» Given problem
Here are records with pictures in them. Copy all of them exactly and leave the pictures out.

start

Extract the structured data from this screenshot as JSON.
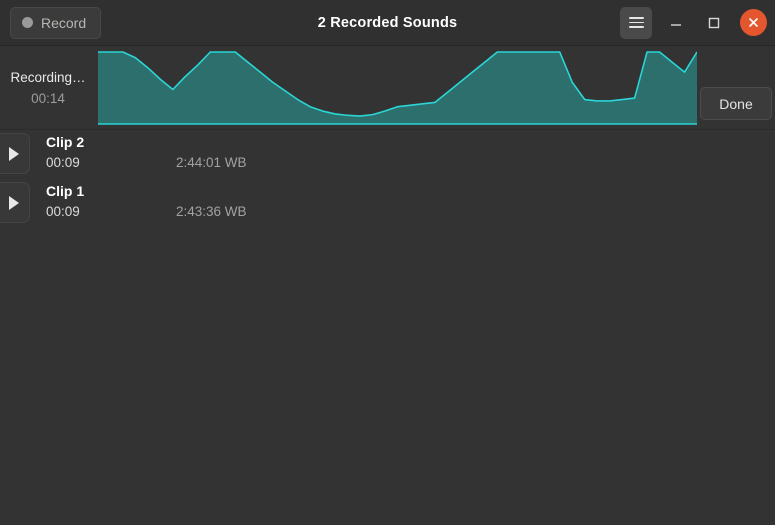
{
  "window": {
    "title": "2 Recorded Sounds",
    "record_button_label": "Record",
    "menu_icon": "hamburger-icon",
    "minimize_icon": "minimize-icon",
    "maximize_icon": "maximize-icon",
    "close_icon": "close-icon",
    "accent_close_color": "#e4572e",
    "background_color": "#333333",
    "titlebar_color": "#303030"
  },
  "recording": {
    "status": "Recording…",
    "timer": "00:14",
    "done_label": "Done",
    "wave_stroke_color": "#2ad6d6",
    "wave_fill_color": "#2d6f6c"
  },
  "chart_data": {
    "type": "area",
    "title": "",
    "xlabel": "",
    "ylabel": "",
    "ylim": [
      0,
      100
    ],
    "x": [
      0,
      1,
      2,
      3,
      4,
      5,
      6,
      7,
      8,
      9,
      10,
      11,
      12,
      13,
      14,
      15,
      16,
      17,
      18,
      19,
      20,
      21,
      22,
      23,
      24,
      25,
      26,
      27,
      28,
      29,
      30,
      31,
      32,
      33,
      34,
      35,
      36,
      37,
      38,
      39,
      40,
      41,
      42,
      43,
      44,
      45,
      46,
      47,
      48
    ],
    "values": [
      100,
      100,
      100,
      92,
      78,
      62,
      48,
      66,
      82,
      100,
      100,
      100,
      86,
      72,
      58,
      46,
      34,
      24,
      18,
      14,
      12,
      11,
      13,
      18,
      24,
      26,
      28,
      30,
      44,
      58,
      72,
      86,
      100,
      100,
      100,
      100,
      100,
      100,
      58,
      34,
      32,
      32,
      34,
      36,
      100,
      100,
      86,
      72,
      100
    ],
    "grid": false,
    "legend": null
  },
  "clips": {
    "items": [
      {
        "name": "Clip 2",
        "duration": "00:09",
        "timestamp": "2:44:01 WB",
        "play_icon": "play-icon"
      },
      {
        "name": "Clip 1",
        "duration": "00:09",
        "timestamp": "2:43:36 WB",
        "play_icon": "play-icon"
      }
    ]
  }
}
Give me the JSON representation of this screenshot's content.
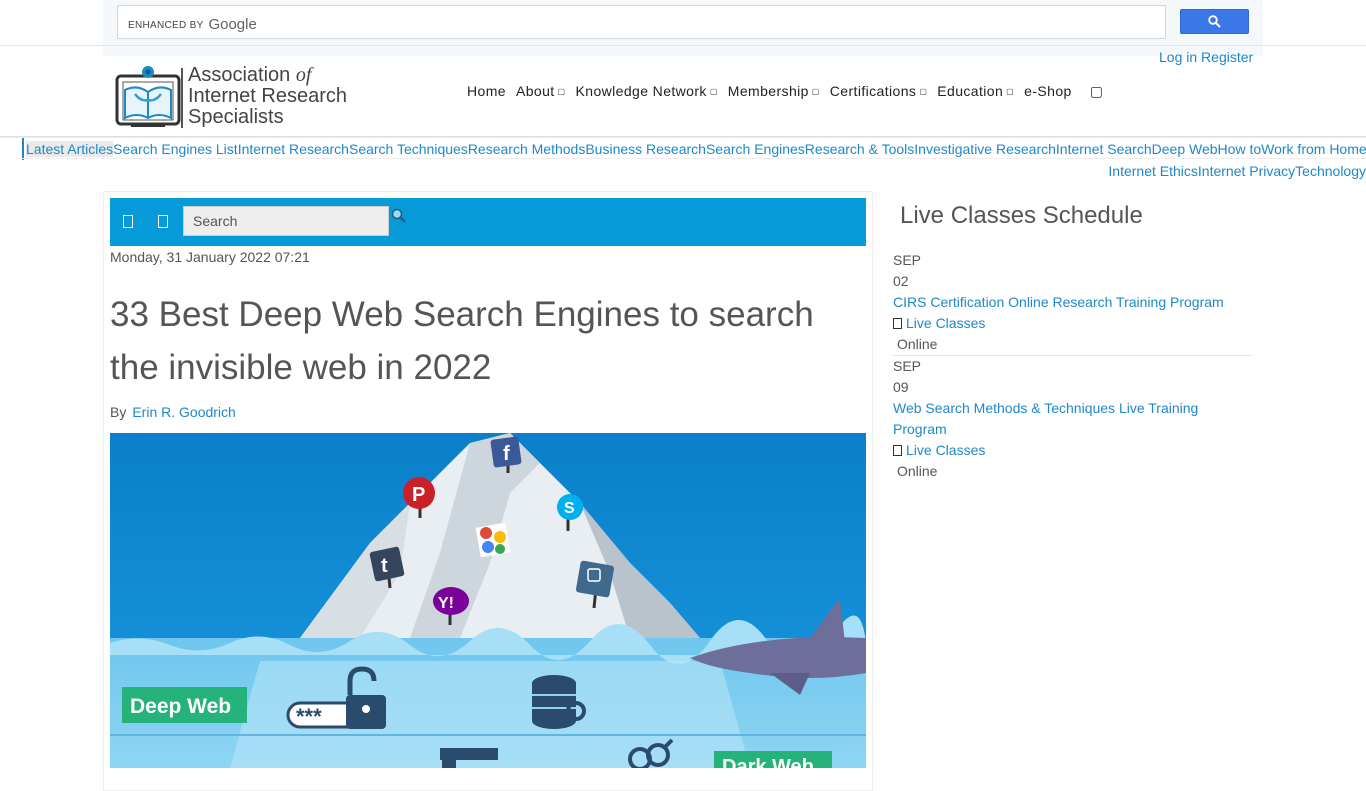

end

» Correct output
Extract the structured data from this screenshot as JSON.
{
  "window": {
    "title": "2 Recorded Sounds",
    "record_button_label": "Record",
    "menu_icon": "hamburger-icon",
    "minimize_icon": "minimize-icon",
    "maximize_icon": "maximize-icon",
    "close_icon": "close-icon",
    "accent_close_color": "#e4572e",
    "background_color": "#333333",
    "titlebar_color": "#303030"
  },
  "recording": {
    "status": "Recording…",
    "timer": "00:14",
    "done_label": "Done",
    "wave_stroke_color": "#2ad6d6",
    "wave_fill_color": "#2d6f6c"
  },
  "chart_data": {
    "type": "area",
    "title": "",
    "xlabel": "",
    "ylabel": "",
    "ylim": [
      0,
      100
    ],
    "x": [
      0,
      1,
      2,
      3,
      4,
      5,
      6,
      7,
      8,
      9,
      10,
      11,
      12,
      13,
      14,
      15,
      16,
      17,
      18,
      19,
      20,
      21,
      22,
      23,
      24,
      25,
      26,
      27,
      28,
      29,
      30,
      31,
      32,
      33,
      34,
      35,
      36,
      37,
      38,
      39,
      40,
      41,
      42,
      43,
      44,
      45,
      46,
      47,
      48
    ],
    "values": [
      100,
      100,
      100,
      92,
      78,
      62,
      48,
      66,
      82,
      100,
      100,
      100,
      86,
      72,
      58,
      46,
      34,
      24,
      18,
      14,
      12,
      11,
      13,
      18,
      24,
      26,
      28,
      30,
      44,
      58,
      72,
      86,
      100,
      100,
      100,
      100,
      100,
      100,
      58,
      34,
      32,
      32,
      34,
      36,
      100,
      100,
      86,
      72,
      100
    ],
    "grid": false,
    "legend": null
  },
  "clips": {
    "items": [
      {
        "name": "Clip 2",
        "duration": "00:09",
        "timestamp": "2:44:01 WB",
        "play_icon": "play-icon"
      },
      {
        "name": "Clip 1",
        "duration": "00:09",
        "timestamp": "2:43:36 WB",
        "play_icon": "play-icon"
      }
    ]
  }
}
Give me the JSON representation of this screenshot's content.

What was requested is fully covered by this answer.